SUPPLIED ENTRIES:
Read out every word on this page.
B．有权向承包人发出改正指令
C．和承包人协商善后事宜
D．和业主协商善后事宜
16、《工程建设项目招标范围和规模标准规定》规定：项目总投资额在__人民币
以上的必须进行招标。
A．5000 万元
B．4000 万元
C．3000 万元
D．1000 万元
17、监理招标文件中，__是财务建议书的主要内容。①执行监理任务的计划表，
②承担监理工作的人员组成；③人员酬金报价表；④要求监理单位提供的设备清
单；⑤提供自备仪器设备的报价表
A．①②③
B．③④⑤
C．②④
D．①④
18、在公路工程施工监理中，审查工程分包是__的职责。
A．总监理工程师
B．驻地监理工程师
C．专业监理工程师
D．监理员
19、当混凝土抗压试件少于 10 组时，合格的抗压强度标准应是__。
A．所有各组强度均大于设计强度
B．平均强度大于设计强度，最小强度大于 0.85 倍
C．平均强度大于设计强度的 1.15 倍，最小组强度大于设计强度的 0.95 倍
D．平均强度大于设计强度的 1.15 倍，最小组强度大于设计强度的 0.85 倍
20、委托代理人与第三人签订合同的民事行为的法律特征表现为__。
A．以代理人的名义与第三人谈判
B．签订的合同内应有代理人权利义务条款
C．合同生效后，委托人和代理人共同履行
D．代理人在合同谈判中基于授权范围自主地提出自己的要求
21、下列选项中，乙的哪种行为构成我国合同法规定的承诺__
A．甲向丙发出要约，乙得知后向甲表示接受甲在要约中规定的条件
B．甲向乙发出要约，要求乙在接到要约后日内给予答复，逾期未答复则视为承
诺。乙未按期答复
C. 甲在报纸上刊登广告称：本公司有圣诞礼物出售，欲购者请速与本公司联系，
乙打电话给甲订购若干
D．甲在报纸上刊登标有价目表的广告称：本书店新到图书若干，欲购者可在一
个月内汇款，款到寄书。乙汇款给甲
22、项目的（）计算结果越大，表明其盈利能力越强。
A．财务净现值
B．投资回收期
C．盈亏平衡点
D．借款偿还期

THE TASK: Reproduce the material exactly, with every line intact.

EXERCISE SOLUTION:
Read out every word on this page.
B．有权向承包人发出改正指令
C．和承包人协商善后事宜
D．和业主协商善后事宜
16、《工程建设项目招标范围和规模标准规定》规定：项目总投资额在__人民币
以上的必须进行招标。
A．5000 万元
B．4000 万元
C．3000 万元
D．1000 万元
17、监理招标文件中，__是财务建议书的主要内容。①执行监理任务的计划表，
②承担监理工作的人员组成；③人员酬金报价表；④要求监理单位提供的设备清
单；⑤提供自备仪器设备的报价表
A．①②③
B．③④⑤
C．②④
D．①④
18、在公路工程施工监理中，审查工程分包是__的职责。
A．总监理工程师
B．驻地监理工程师
C．专业监理工程师
D．监理员
19、当混凝土抗压试件少于 10 组时，合格的抗压强度标准应是__。
A．所有各组强度均大于设计强度
B．平均强度大于设计强度，最小强度大于 0.85 倍
C．平均强度大于设计强度的 1.15 倍，最小组强度大于设计强度的 0.95 倍
D．平均强度大于设计强度的 1.15 倍，最小组强度大于设计强度的 0.85 倍
20、委托代理人与第三人签订合同的民事行为的法律特征表现为__。
A．以代理人的名义与第三人谈判
B．签订的合同内应有代理人权利义务条款
C．合同生效后，委托人和代理人共同履行
D．代理人在合同谈判中基于授权范围自主地提出自己的要求
21、下列选项中，乙的哪种行为构成我国合同法规定的承诺__
A．甲向丙发出要约，乙得知后向甲表示接受甲在要约中规定的条件
B．甲向乙发出要约，要求乙在接到要约后日内给予答复，逾期未答复则视为承
诺。乙未按期答复
C. 甲在报纸上刊登广告称：本公司有圣诞礼物出售，欲购者请速与本公司联系，
乙打电话给甲订购若干
D．甲在报纸上刊登标有价目表的广告称：本书店新到图书若干，欲购者可在一
个月内汇款，款到寄书。乙汇款给甲
22、项目的（）计算结果越大，表明其盈利能力越强。
A．财务净现值
B．投资回收期
C．盈亏平衡点
D．借款偿还期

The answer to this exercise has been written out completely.